WHAT IS REQUIRED: Print all of the lines exactly. Any picture among them stays out.

[Figure dataset records]
[START]
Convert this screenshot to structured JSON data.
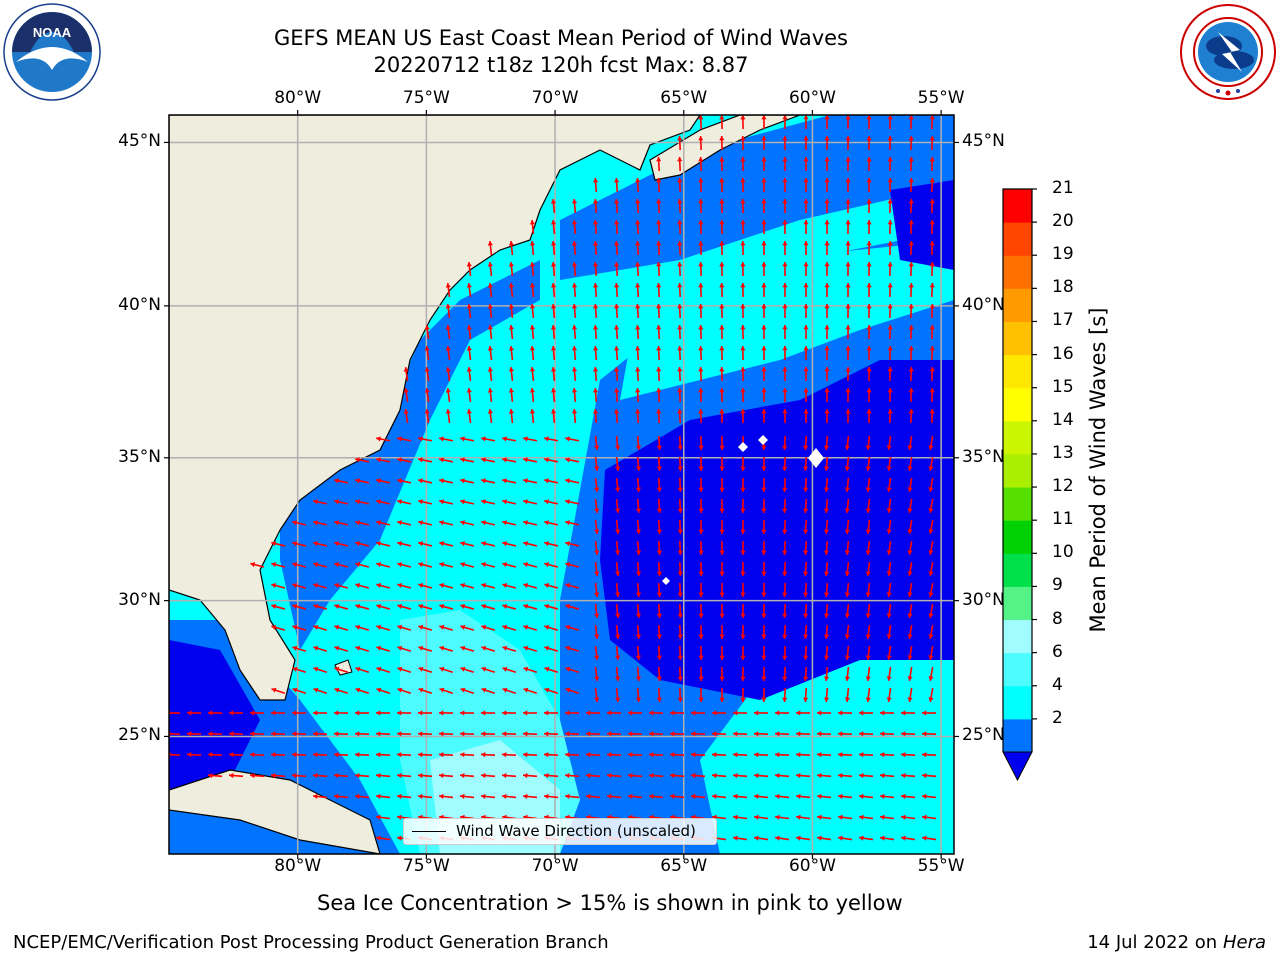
{
  "title": {
    "line1": "GEFS MEAN US East Coast Mean Period of Wind Waves",
    "line2": "20220712 t18z 120h fcst    Max: 8.87"
  },
  "logos": {
    "left": {
      "name": "noaa-logo",
      "text": "NOAA",
      "ring_text": "NATIONAL OCEANIC AND ATMOSPHERIC ADMINISTRATION · U.S. DEPARTMENT OF COMMERCE"
    },
    "right": {
      "name": "nws-logo",
      "ring_text": "NATIONAL WEATHER SERVICE"
    }
  },
  "map": {
    "lon_ticks": [
      "80°W",
      "75°W",
      "70°W",
      "65°W",
      "60°W",
      "55°W"
    ],
    "lat_ticks": [
      "45°N",
      "40°N",
      "35°N",
      "30°N",
      "25°N"
    ],
    "lon_values": [
      -80,
      -75,
      -70,
      -65,
      -60,
      -55
    ],
    "lat_values": [
      45,
      40,
      35,
      30,
      25
    ],
    "lon_range": [
      -85,
      -54.5
    ],
    "lat_range": [
      20.5,
      45.8
    ],
    "land_color": "#efedde",
    "grid_color": "#b0b0b0",
    "arrow_color": "#ff0000",
    "legend_label": "Wind Wave Direction (unscaled)"
  },
  "colorbar": {
    "label": "Mean Period of Wind Waves [s]",
    "ticks": [
      "21",
      "20",
      "19",
      "18",
      "17",
      "16",
      "15",
      "14",
      "13",
      "12",
      "11",
      "10",
      "9",
      "8",
      "6",
      "4",
      "2"
    ],
    "colors": [
      "#0000ee",
      "#0073ff",
      "#00ffff",
      "#4dfcff",
      "#a0fcff",
      "#55f288",
      "#00e04a",
      "#00d100",
      "#55e000",
      "#aaee00",
      "#ccf600",
      "#ffff00",
      "#ffe800",
      "#ffc000",
      "#ff9a00",
      "#ff7000",
      "#ff4500",
      "#ff0000"
    ],
    "under_color": "#0000ee"
  },
  "notes": {
    "sea_ice": "Sea Ice Concentration > 15% is shown in pink to yellow",
    "credit": "NCEP/EMC/Verification Post Processing Product Generation Branch",
    "date": "14 Jul 2022 on",
    "machine": "Hera"
  }
}
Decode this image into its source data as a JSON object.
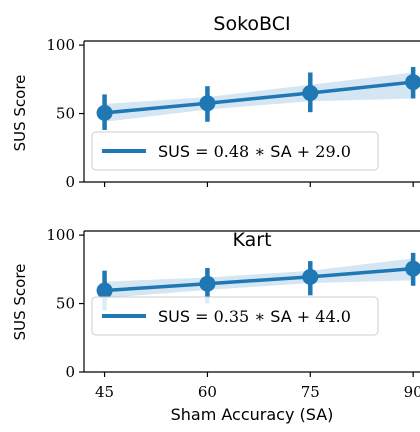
[END]
ANSWER:
Convert this screenshot to structured JSON data.
{
  "title": {
    "line1": "GEFS MEAN US East Coast Mean Period of Wind Waves",
    "line2": "20220712 t18z 120h fcst    Max: 8.87"
  },
  "logos": {
    "left": {
      "name": "noaa-logo",
      "text": "NOAA",
      "ring_text": "NATIONAL OCEANIC AND ATMOSPHERIC ADMINISTRATION · U.S. DEPARTMENT OF COMMERCE"
    },
    "right": {
      "name": "nws-logo",
      "ring_text": "NATIONAL WEATHER SERVICE"
    }
  },
  "map": {
    "lon_ticks": [
      "80°W",
      "75°W",
      "70°W",
      "65°W",
      "60°W",
      "55°W"
    ],
    "lat_ticks": [
      "45°N",
      "40°N",
      "35°N",
      "30°N",
      "25°N"
    ],
    "lon_values": [
      -80,
      -75,
      -70,
      -65,
      -60,
      -55
    ],
    "lat_values": [
      45,
      40,
      35,
      30,
      25
    ],
    "lon_range": [
      -85,
      -54.5
    ],
    "lat_range": [
      20.5,
      45.8
    ],
    "land_color": "#efedde",
    "grid_color": "#b0b0b0",
    "arrow_color": "#ff0000",
    "legend_label": "Wind Wave Direction (unscaled)"
  },
  "colorbar": {
    "label": "Mean Period of Wind Waves [s]",
    "ticks": [
      "21",
      "20",
      "19",
      "18",
      "17",
      "16",
      "15",
      "14",
      "13",
      "12",
      "11",
      "10",
      "9",
      "8",
      "6",
      "4",
      "2"
    ],
    "colors": [
      "#0000ee",
      "#0073ff",
      "#00ffff",
      "#4dfcff",
      "#a0fcff",
      "#55f288",
      "#00e04a",
      "#00d100",
      "#55e000",
      "#aaee00",
      "#ccf600",
      "#ffff00",
      "#ffe800",
      "#ffc000",
      "#ff9a00",
      "#ff7000",
      "#ff4500",
      "#ff0000"
    ],
    "under_color": "#0000ee"
  },
  "notes": {
    "sea_ice": "Sea Ice Concentration > 15% is shown in pink to yellow",
    "credit": "NCEP/EMC/Verification Post Processing Product Generation Branch",
    "date": "14 Jul 2022 on",
    "machine": "Hera"
  }
}
Decode this image into its source data as a JSON object.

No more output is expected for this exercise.